### [Your goal]
Give back the line where "Read all visible content and emit it as JSON." appears and all the lines after it until the listing ends, unchanged and with nothing else.
-- Begin --
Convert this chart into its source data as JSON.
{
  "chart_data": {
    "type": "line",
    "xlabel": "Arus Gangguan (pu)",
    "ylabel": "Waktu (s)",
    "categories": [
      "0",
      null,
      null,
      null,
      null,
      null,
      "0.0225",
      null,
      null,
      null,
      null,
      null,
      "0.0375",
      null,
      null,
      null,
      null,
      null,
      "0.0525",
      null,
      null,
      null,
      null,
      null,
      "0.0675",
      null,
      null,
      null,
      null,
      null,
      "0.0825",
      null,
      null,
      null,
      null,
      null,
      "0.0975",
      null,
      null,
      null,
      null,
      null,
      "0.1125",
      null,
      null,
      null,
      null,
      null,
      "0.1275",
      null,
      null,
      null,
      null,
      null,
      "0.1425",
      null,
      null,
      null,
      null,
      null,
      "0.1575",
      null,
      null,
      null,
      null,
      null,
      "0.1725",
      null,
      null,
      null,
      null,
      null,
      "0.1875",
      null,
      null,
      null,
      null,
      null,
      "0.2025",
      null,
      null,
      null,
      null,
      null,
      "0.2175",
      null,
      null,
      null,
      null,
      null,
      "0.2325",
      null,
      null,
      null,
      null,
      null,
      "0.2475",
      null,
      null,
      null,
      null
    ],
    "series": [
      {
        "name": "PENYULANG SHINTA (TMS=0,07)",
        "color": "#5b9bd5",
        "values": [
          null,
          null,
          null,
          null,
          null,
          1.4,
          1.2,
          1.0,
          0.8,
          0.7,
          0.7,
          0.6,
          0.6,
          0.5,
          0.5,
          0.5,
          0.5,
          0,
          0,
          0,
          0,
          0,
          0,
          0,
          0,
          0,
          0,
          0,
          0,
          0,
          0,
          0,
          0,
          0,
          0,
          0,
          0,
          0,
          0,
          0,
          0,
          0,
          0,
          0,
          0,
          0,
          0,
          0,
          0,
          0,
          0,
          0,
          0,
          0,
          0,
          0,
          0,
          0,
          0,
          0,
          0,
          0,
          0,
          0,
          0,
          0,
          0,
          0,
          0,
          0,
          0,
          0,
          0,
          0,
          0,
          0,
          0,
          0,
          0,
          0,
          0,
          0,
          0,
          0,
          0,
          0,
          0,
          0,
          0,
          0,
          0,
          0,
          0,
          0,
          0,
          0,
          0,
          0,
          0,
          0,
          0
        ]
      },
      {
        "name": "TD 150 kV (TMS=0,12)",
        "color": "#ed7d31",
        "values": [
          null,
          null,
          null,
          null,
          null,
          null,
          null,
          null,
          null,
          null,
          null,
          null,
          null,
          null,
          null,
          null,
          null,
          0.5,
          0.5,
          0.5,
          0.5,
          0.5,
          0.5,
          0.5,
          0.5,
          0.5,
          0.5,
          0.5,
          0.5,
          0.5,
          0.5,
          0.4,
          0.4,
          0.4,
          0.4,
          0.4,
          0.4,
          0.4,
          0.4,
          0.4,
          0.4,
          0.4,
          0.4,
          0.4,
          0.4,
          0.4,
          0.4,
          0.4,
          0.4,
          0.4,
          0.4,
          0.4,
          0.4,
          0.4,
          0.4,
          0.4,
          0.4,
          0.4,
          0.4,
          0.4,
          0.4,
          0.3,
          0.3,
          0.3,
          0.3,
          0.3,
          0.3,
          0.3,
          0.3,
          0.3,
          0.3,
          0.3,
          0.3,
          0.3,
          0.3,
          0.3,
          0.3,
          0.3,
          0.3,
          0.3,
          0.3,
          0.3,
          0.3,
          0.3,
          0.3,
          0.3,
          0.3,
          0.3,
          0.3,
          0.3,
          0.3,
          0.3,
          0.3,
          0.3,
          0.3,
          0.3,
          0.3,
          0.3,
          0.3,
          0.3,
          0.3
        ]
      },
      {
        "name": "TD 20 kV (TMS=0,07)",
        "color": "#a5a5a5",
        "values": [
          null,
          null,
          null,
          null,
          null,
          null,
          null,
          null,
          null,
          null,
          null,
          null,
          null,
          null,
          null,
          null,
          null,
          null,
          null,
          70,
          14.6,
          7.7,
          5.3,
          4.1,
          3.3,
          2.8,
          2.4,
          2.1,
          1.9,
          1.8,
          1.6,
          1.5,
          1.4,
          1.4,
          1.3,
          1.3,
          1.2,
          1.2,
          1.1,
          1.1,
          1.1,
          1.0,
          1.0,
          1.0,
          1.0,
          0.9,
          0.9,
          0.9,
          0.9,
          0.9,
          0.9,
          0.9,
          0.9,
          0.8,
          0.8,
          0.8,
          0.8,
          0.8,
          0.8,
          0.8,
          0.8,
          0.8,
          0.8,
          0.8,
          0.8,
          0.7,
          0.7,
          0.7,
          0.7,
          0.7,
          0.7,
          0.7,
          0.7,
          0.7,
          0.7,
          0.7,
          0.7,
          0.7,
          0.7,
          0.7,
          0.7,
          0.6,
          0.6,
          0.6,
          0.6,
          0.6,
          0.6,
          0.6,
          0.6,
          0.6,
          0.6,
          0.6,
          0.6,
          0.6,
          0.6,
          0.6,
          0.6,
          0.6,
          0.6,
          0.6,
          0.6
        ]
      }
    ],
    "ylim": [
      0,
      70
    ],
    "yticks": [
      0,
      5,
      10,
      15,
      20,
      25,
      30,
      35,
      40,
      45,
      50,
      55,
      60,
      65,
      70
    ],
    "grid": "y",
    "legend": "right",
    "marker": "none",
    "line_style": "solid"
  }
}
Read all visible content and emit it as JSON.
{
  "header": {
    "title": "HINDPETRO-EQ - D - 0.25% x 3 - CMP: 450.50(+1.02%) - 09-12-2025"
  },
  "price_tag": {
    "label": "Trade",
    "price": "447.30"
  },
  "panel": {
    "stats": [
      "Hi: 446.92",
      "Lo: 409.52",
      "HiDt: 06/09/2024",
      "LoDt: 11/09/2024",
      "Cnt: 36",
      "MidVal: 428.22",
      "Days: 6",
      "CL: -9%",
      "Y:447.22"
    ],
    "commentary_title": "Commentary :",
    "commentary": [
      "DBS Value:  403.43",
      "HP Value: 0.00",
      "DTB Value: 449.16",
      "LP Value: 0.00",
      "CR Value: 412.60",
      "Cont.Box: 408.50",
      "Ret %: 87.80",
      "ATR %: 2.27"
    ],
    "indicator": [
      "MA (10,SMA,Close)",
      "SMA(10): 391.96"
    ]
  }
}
-- End --
### [The output]
Read all visible content and emit it as JSON.
{
  "header": {
    "title": "HINDPETRO-EQ - D - 0.25% x 3 - CMP: 450.50(+1.02%) - 09-12-2025"
  },
  "price_tag": {
    "label": "Trade",
    "price": "447.30"
  },
  "panel": {
    "stats": [
      "Hi: 446.92",
      "Lo: 409.52",
      "HiDt: 06/09/2024",
      "LoDt: 11/09/2024",
      "Cnt: 36",
      "MidVal: 428.22",
      "Days: 6",
      "CL: -9%",
      "Y:447.22"
    ],
    "commentary_title": "Commentary :",
    "commentary": [
      "DBS Value:  403.43",
      "HP Value: 0.00",
      "DTB Value: 449.16",
      "LP Value: 0.00",
      "CR Value: 412.60",
      "Cont.Box: 408.50",
      "Ret %: 87.80",
      "ATR %: 2.27"
    ],
    "indicator": [
      "MA (10,SMA,Close)",
      "SMA(10): 391.96"
    ]
  }
}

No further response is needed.